■ **Task prompt**
Quote, verbatim, all material below, without pictures.

■ **Data provided**
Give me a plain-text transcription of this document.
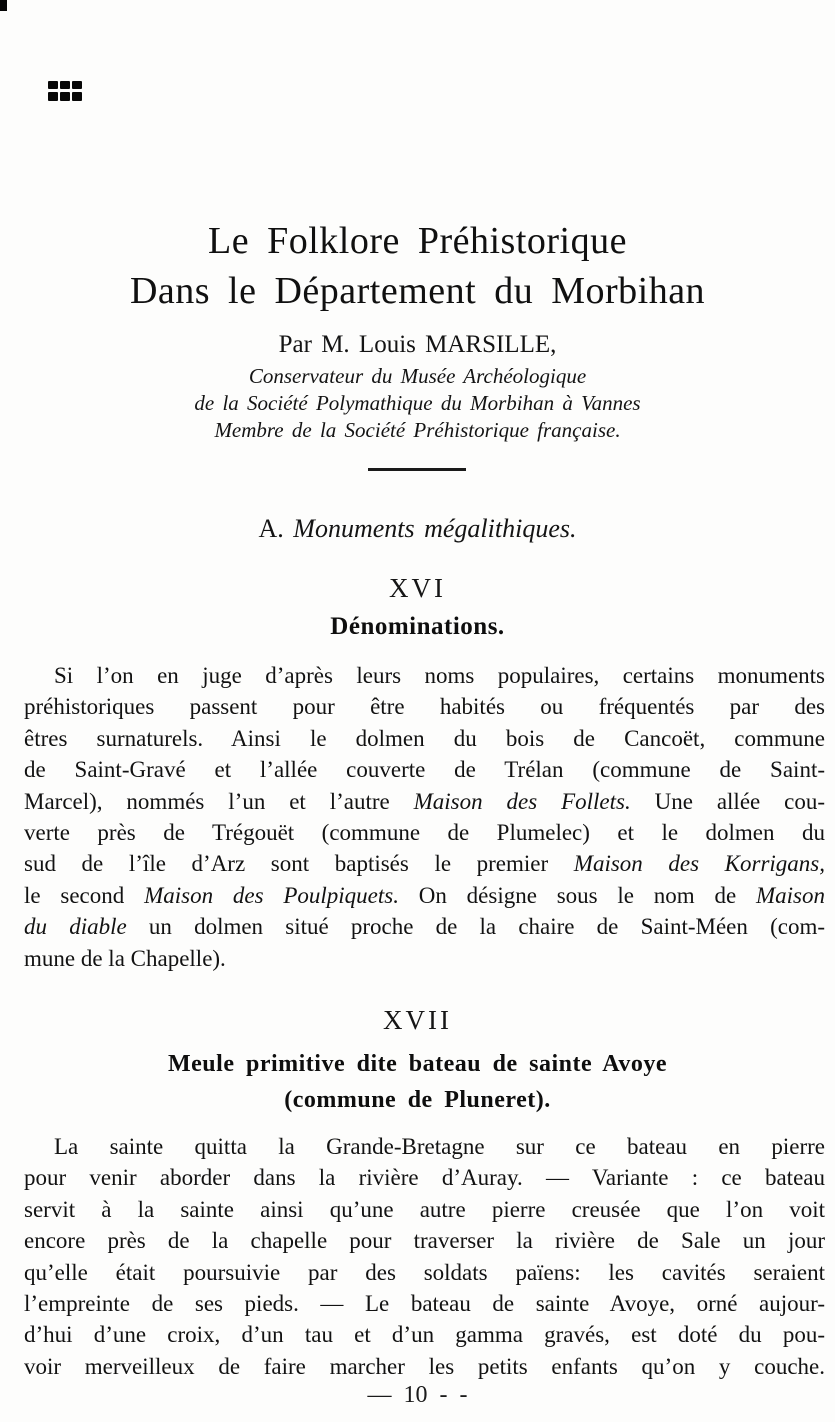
Le Folklore Préhistorique
Dans le Département du Morbihan
Par M. Louis MARSILLE,
Conservateur du Musée Archéologique
de la Société Polymathique du Morbihan à Vannes
Membre de la Société Préhistorique française.
A. Monuments mégalithiques.
XVI
Dénominations.
Si l’on en juge d’après leurs noms populaires, certains monuments
préhistoriques passent pour être habités ou fréquentés par des
êtres surnaturels. Ainsi le dolmen du bois de Cancoët, commune
de Saint-Gravé et l’allée couverte de Trélan (commune de Saint-
Marcel), nommés l’un et l’autre Maison des Follets. Une allée cou-
verte près de Trégouët (commune de Plumelec) et le dolmen du
sud de l’île d’Arz sont baptisés le premier Maison des Korrigans,
le second Maison des Poulpiquets. On désigne sous le nom de Maison
du diable un dolmen situé proche de la chaire de Saint-Méen (com-
mune de la Chapelle).
XVII
Meule primitive dite bateau de sainte Avoye
(commune de Pluneret).
La sainte quitta la Grande-Bretagne sur ce bateau en pierre
pour venir aborder dans la rivière d’Auray. — Variante : ce bateau
servit à la sainte ainsi qu’une autre pierre creusée que l’on voit
encore près de la chapelle pour traverser la rivière de Sale un jour
qu’elle était poursuivie par des soldats païens: les cavités seraient
l’empreinte de ses pieds. — Le bateau de sainte Avoye, orné aujour-
d’hui d’une croix, d’un tau et d’un gamma gravés, est doté du pou-
voir merveilleux de faire marcher les petits enfants qu’on y couche.
— 10 - -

■ **Full response**
Give me a plain-text transcription of this document.
Le Folklore Préhistorique
Dans le Département du Morbihan
Par M. Louis MARSILLE,
Conservateur du Musée Archéologique
de la Société Polymathique du Morbihan à Vannes
Membre de la Société Préhistorique française.
A. Monuments mégalithiques.
XVI
Dénominations.
Si l’on en juge d’après leurs noms populaires, certains monuments
préhistoriques passent pour être habités ou fréquentés par des
êtres surnaturels. Ainsi le dolmen du bois de Cancoët, commune
de Saint-Gravé et l’allée couverte de Trélan (commune de Saint-
Marcel), nommés l’un et l’autre Maison des Follets. Une allée cou-
verte près de Trégouët (commune de Plumelec) et le dolmen du
sud de l’île d’Arz sont baptisés le premier Maison des Korrigans,
le second Maison des Poulpiquets. On désigne sous le nom de Maison
du diable un dolmen situé proche de la chaire de Saint-Méen (com-
mune de la Chapelle).
XVII
Meule primitive dite bateau de sainte Avoye
(commune de Pluneret).
La sainte quitta la Grande-Bretagne sur ce bateau en pierre
pour venir aborder dans la rivière d’Auray. — Variante : ce bateau
servit à la sainte ainsi qu’une autre pierre creusée que l’on voit
encore près de la chapelle pour traverser la rivière de Sale un jour
qu’elle était poursuivie par des soldats païens: les cavités seraient
l’empreinte de ses pieds. — Le bateau de sainte Avoye, orné aujour-
d’hui d’une croix, d’un tau et d’un gamma gravés, est doté du pou-
voir merveilleux de faire marcher les petits enfants qu’on y couche.
— 10 - -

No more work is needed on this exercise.